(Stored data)
>>>>

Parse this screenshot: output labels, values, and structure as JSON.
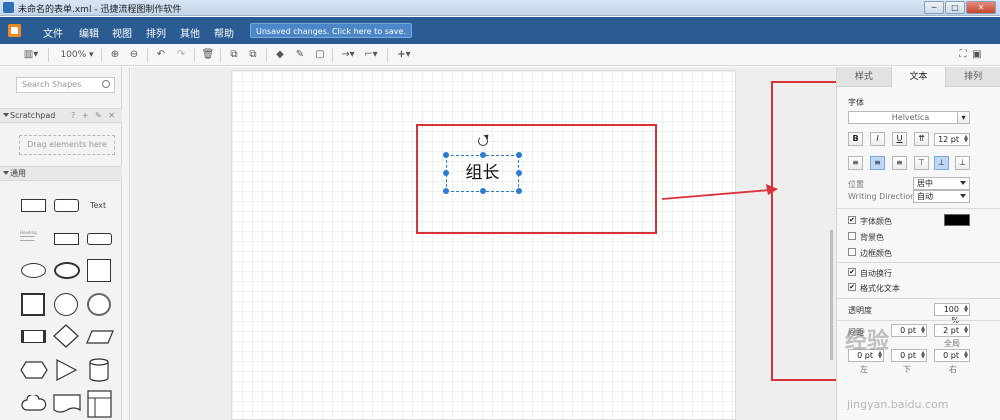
{
  "window": {
    "title": "未命名的表单.xml - 迅捷流程图制作软件",
    "min": "─",
    "max": "□",
    "close": "✕"
  },
  "menubar": {
    "items": [
      "文件",
      "编辑",
      "视图",
      "排列",
      "其他",
      "帮助"
    ],
    "save_notice": "Unsaved changes. Click here to save."
  },
  "toolbar": {
    "zoom": "100%",
    "zoom_in": "⊕",
    "zoom_out": "⊖",
    "undo": "↶",
    "redo": "↷",
    "delete": "🗑",
    "to_front": "⧉",
    "to_back": "⧉",
    "fill": "◆",
    "line_color": "✎",
    "shadow": "▢",
    "connection": "→",
    "waypoints": "⌐",
    "insert": "+",
    "fullscreen": "⛶",
    "format_panel": "▣"
  },
  "leftpanel": {
    "search_placeholder": "Search Shapes",
    "scratchpad_title": "Scratchpad",
    "scratchpad_icons": "? + ✎ ✕",
    "drop_hint": "Drag elements here",
    "general_title": "通用",
    "text_shape": "Text",
    "heading_shape": "Heading"
  },
  "canvas": {
    "selected_text": "组长"
  },
  "format_panel": {
    "tabs": [
      "样式",
      "文本",
      "排列"
    ],
    "active_tab": "文本",
    "font_label": "字体",
    "font_family": "Helvetica",
    "bold": "B",
    "italic": "I",
    "underline": "U",
    "vertical": "⇈",
    "font_size": "12 pt",
    "align_left": "≡",
    "align_center": "≡",
    "align_right": "≡",
    "valign_top": "⊤",
    "valign_middle": "⊥",
    "valign_bottom": "⊥",
    "position_label": "位置",
    "position_value": "居中",
    "writing_direction_label": "Writing Direction",
    "writing_direction_value": "自动",
    "font_color_label": "字体颜色",
    "font_color_checked": true,
    "font_color": "#000000",
    "bg_color_label": "背景色",
    "border_color_label": "边框颜色",
    "wrap_label": "自动换行",
    "formatted_label": "格式化文本",
    "opacity_label": "透明度",
    "opacity_value": "100 %",
    "spacing_label": "间距",
    "spacing_top": "0 pt",
    "spacing_global": "2 pt",
    "global_label": "全局",
    "spacing_left": "0 pt",
    "spacing_bottom": "0 pt",
    "spacing_right": "0 pt",
    "left_label": "左",
    "bottom_label": "下",
    "right_label": "右"
  },
  "watermark": {
    "text": "经验",
    "url": "jingyan.baidu.com"
  },
  "colors": {
    "menubar": "#2a5c93",
    "annotation_red": "#d9333a",
    "selection_blue": "#2b7bd3"
  }
}
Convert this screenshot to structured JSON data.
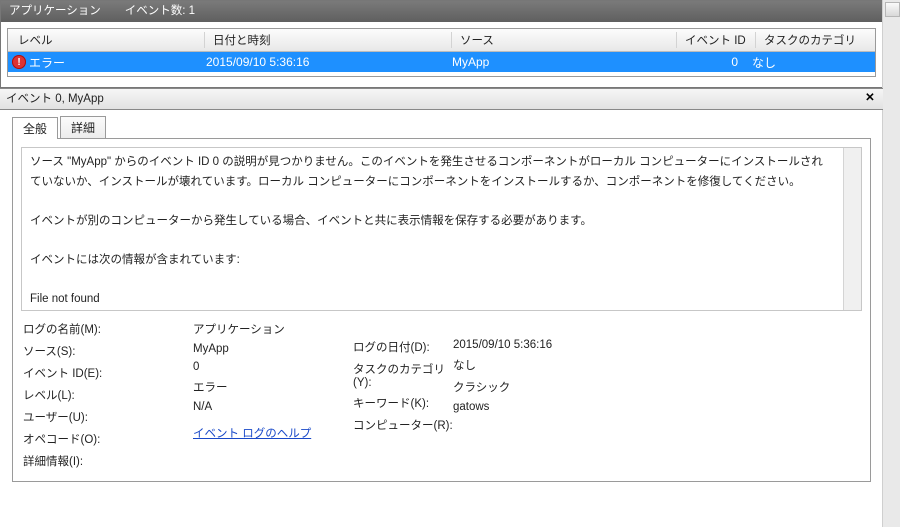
{
  "header": {
    "log_name": "アプリケーション",
    "event_count_label": "イベント数: 1"
  },
  "grid": {
    "columns": {
      "level": "レベル",
      "datetime": "日付と時刻",
      "source": "ソース",
      "event_id": "イベント ID",
      "category": "タスクのカテゴリ"
    },
    "rows": [
      {
        "level": "エラー",
        "datetime": "2015/09/10 5:36:16",
        "source": "MyApp",
        "event_id": "0",
        "category": "なし"
      }
    ]
  },
  "detail": {
    "title": "イベント 0, MyApp",
    "tabs": {
      "general": "全般",
      "details": "詳細"
    },
    "description": {
      "line1": "ソース \"MyApp\" からのイベント ID 0 の説明が見つかりません。このイベントを発生させるコンポーネントがローカル コンピューターにインストールされていないか、インストールが壊れています。ローカル コンピューターにコンポーネントをインストールするか、コンポーネントを修復してください。",
      "line2": "イベントが別のコンピューターから発生している場合、イベントと共に表示情報を保存する必要があります。",
      "line3": "イベントには次の情報が含まれています:",
      "info": "File not found"
    },
    "kv": {
      "labels": {
        "log_name": "ログの名前(M):",
        "source": "ソース(S):",
        "event_id": "イベント ID(E):",
        "level": "レベル(L):",
        "user": "ユーザー(U):",
        "opcode": "オペコード(O):",
        "more_info": "詳細情報(I):",
        "logged": "ログの日付(D):",
        "task_cat": "タスクのカテゴリ(Y):",
        "keywords": "キーワード(K):",
        "computer": "コンピューター(R):"
      },
      "values": {
        "log_name": "アプリケーション",
        "source": "MyApp",
        "event_id": "0",
        "level": "エラー",
        "user": "N/A",
        "opcode": "",
        "more_info": "イベント ログのヘルプ",
        "logged": "2015/09/10 5:36:16",
        "task_cat": "なし",
        "keywords": "クラシック",
        "computer": "gatows"
      }
    }
  }
}
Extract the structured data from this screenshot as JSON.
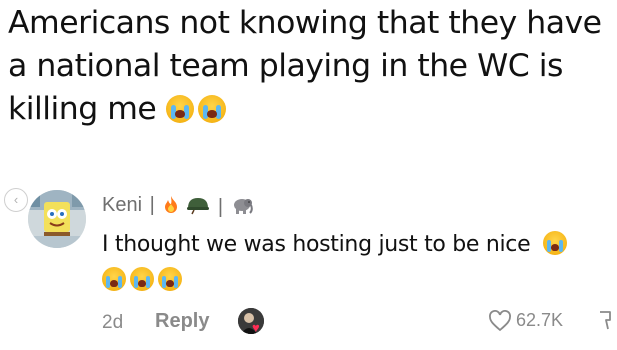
{
  "post": {
    "text_line": "Americans not knowing that they have a national team playing in the WC is killing me",
    "emojis": [
      "loudly-crying-face",
      "loudly-crying-face"
    ]
  },
  "comment": {
    "author": "Keni",
    "author_separator": "|",
    "author_badges": [
      "fire-emoji",
      "military-helmet-emoji",
      "elephant-emoji"
    ],
    "text": "I thought we was hosting just to be nice",
    "trailing_emojis": [
      "loudly-crying-face",
      "loudly-crying-face",
      "loudly-crying-face",
      "loudly-crying-face"
    ],
    "time": "2d",
    "reply_label": "Reply",
    "like_count": "62.7K"
  },
  "colors": {
    "text": "#111111",
    "muted": "#8a8a8a",
    "heart": "#ff2d55"
  }
}
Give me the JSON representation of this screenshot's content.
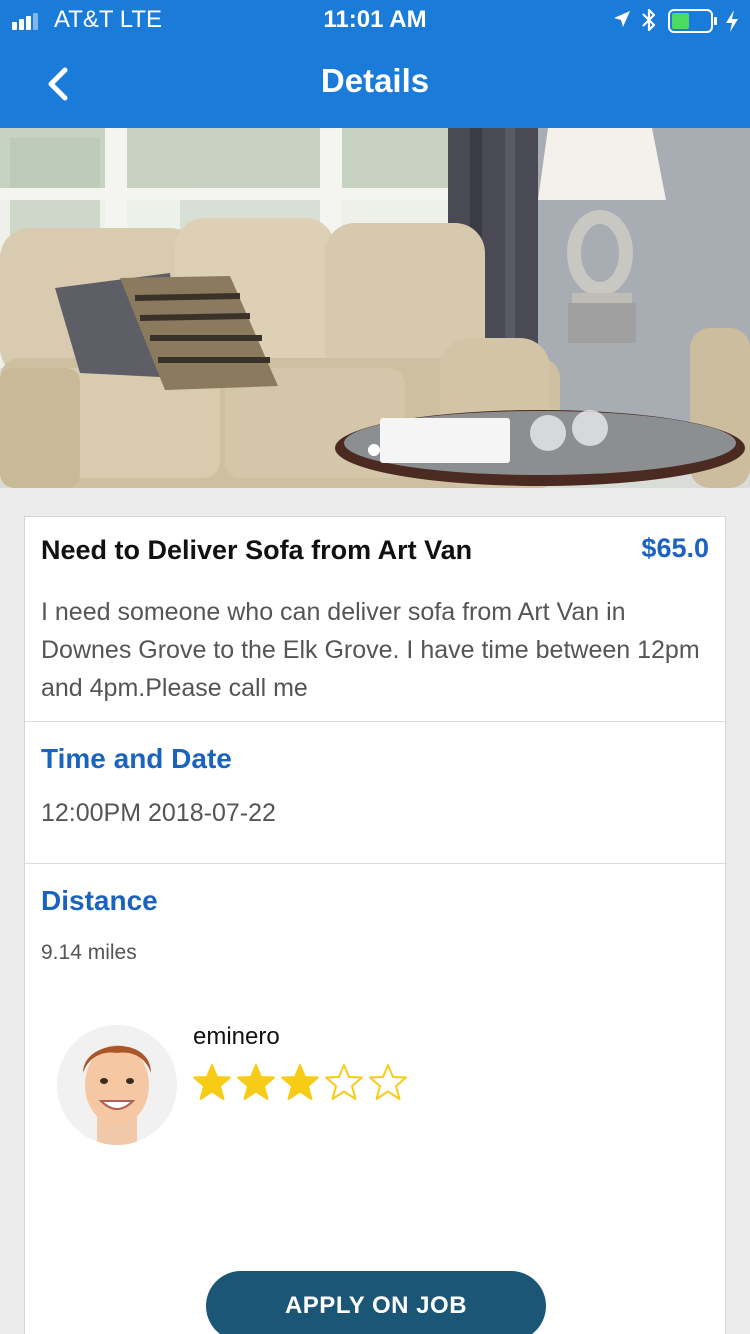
{
  "status_bar": {
    "carrier": "AT&T  LTE",
    "time": "11:01 AM",
    "battery_color": "#4cd964"
  },
  "nav": {
    "title": "Details",
    "back_icon": "chevron-left-icon"
  },
  "hero": {
    "image": "sofa-photo",
    "carousel_pages": 1,
    "carousel_current": 1
  },
  "job": {
    "title": "Need to Deliver Sofa from Art Van",
    "price": "$65.0",
    "description": "I need  someone who can deliver sofa from Art Van in Downes Grove to the Elk Grove. I have time between 12pm and 4pm.Please call me"
  },
  "time_section": {
    "title": "Time and Date",
    "value": "12:00PM 2018-07-22"
  },
  "distance_section": {
    "title": "Distance",
    "value": "9.14 miles"
  },
  "poster": {
    "username": "eminero",
    "rating": 3,
    "rating_max": 5
  },
  "apply_button": {
    "label": "APPLY ON JOB"
  },
  "colors": {
    "header": "#1a7bd8",
    "accent_text": "#1a64c0",
    "button": "#1b5677",
    "star": "#f7cc17"
  }
}
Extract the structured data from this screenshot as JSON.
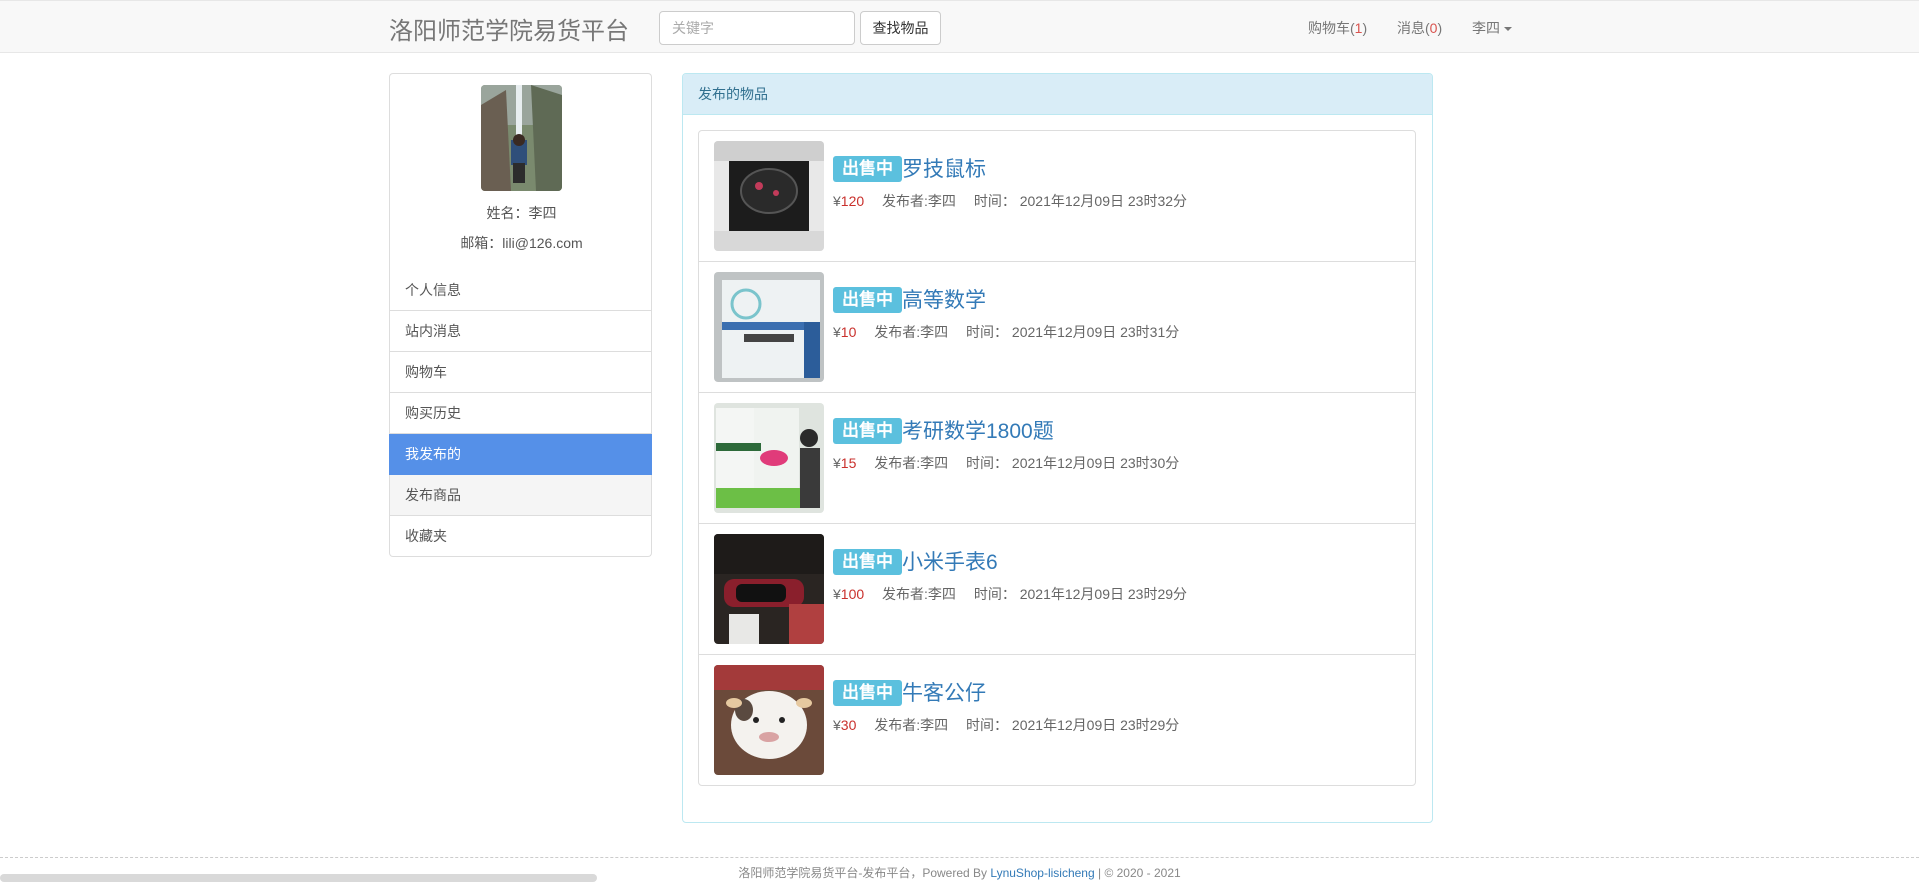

<<<<

Task goal: Filter the records down to the lines that contain the string "values", and copy those lines.

Exercise output:
Parse this screenshot: output labels, values, and structure as JSON.
      "values": {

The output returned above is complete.